REQUIREMENTS: Can you restate the records below word for word?

start INPUT DATA

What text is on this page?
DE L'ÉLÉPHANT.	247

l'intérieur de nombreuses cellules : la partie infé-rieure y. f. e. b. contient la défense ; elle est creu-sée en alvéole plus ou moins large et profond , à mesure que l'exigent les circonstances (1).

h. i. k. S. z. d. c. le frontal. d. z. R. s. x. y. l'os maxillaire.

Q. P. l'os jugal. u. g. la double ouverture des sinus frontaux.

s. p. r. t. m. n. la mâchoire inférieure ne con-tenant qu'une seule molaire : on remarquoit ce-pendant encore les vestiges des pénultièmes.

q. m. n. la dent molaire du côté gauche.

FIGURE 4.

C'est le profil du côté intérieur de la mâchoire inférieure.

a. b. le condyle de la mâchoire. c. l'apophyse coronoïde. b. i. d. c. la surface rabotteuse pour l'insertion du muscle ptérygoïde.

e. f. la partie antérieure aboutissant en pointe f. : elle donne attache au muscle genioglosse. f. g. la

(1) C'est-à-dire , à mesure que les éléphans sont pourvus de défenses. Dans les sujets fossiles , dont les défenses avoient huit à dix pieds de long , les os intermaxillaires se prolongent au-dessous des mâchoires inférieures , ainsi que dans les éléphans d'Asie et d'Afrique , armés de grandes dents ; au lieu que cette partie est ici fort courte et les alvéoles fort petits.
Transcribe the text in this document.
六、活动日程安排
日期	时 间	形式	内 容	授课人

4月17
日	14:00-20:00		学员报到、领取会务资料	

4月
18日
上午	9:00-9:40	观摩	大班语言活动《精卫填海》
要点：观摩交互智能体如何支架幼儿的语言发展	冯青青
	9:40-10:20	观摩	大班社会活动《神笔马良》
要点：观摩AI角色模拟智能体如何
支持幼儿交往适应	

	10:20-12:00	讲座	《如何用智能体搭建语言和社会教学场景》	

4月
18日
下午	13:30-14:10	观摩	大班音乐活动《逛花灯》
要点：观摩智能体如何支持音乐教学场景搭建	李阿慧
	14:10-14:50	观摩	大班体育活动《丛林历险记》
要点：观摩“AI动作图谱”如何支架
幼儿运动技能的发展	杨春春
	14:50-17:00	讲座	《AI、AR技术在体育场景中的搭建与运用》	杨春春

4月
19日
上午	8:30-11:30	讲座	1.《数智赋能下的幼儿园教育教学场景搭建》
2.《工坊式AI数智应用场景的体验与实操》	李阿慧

end INPUT DATA

RESPONSE TO THE TASK:
What text is on this page?
DE L'ÉLÉPHANT.	247

l'intérieur de nombreuses cellules : la partie infé-rieure y. f. e. b. contient la défense ; elle est creu-sée en alvéole plus ou moins large et profond , à mesure que l'exigent les circonstances (1).

h. i. k. S. z. d. c. le frontal. d. z. R. s. x. y. l'os maxillaire.

Q. P. l'os jugal. u. g. la double ouverture des sinus frontaux.

s. p. r. t. m. n. la mâchoire inférieure ne con-tenant qu'une seule molaire : on remarquoit ce-pendant encore les vestiges des pénultièmes.

q. m. n. la dent molaire du côté gauche.

FIGURE 4.

C'est le profil du côté intérieur de la mâchoire inférieure.

a. b. le condyle de la mâchoire. c. l'apophyse coronoïde. b. i. d. c. la surface rabotteuse pour l'insertion du muscle ptérygoïde.

e. f. la partie antérieure aboutissant en pointe f. : elle donne attache au muscle genioglosse. f. g. la

(1) C'est-à-dire , à mesure que les éléphans sont pourvus de défenses. Dans les sujets fossiles , dont les défenses avoient huit à dix pieds de long , les os intermaxillaires se prolongent au-dessous des mâchoires inférieures , ainsi que dans les éléphans d'Asie et d'Afrique , armés de grandes dents ; au lieu que cette partie est ici fort courte et les alvéoles fort petits.
Transcribe the text in this document.
六、活动日程安排
日期	时 间	形式	内 容	授课人

4月17
日	14:00-20:00		学员报到、领取会务资料	

4月
18日
上午	9:00-9:40	观摩	大班语言活动《精卫填海》
要点：观摩交互智能体如何支架幼儿的语言发展	冯青青
	9:40-10:20	观摩	大班社会活动《神笔马良》
要点：观摩AI角色模拟智能体如何
支持幼儿交往适应	

	10:20-12:00	讲座	《如何用智能体搭建语言和社会教学场景》	

4月
18日
下午	13:30-14:10	观摩	大班音乐活动《逛花灯》
要点：观摩智能体如何支持音乐教学场景搭建	李阿慧
	14:10-14:50	观摩	大班体育活动《丛林历险记》
要点：观摩“AI动作图谱”如何支架
幼儿运动技能的发展	杨春春
	14:50-17:00	讲座	《AI、AR技术在体育场景中的搭建与运用》	杨春春

4月
19日
上午	8:30-11:30	讲座	1.《数智赋能下的幼儿园教育教学场景搭建》
2.《工坊式AI数智应用场景的体验与实操》	李阿慧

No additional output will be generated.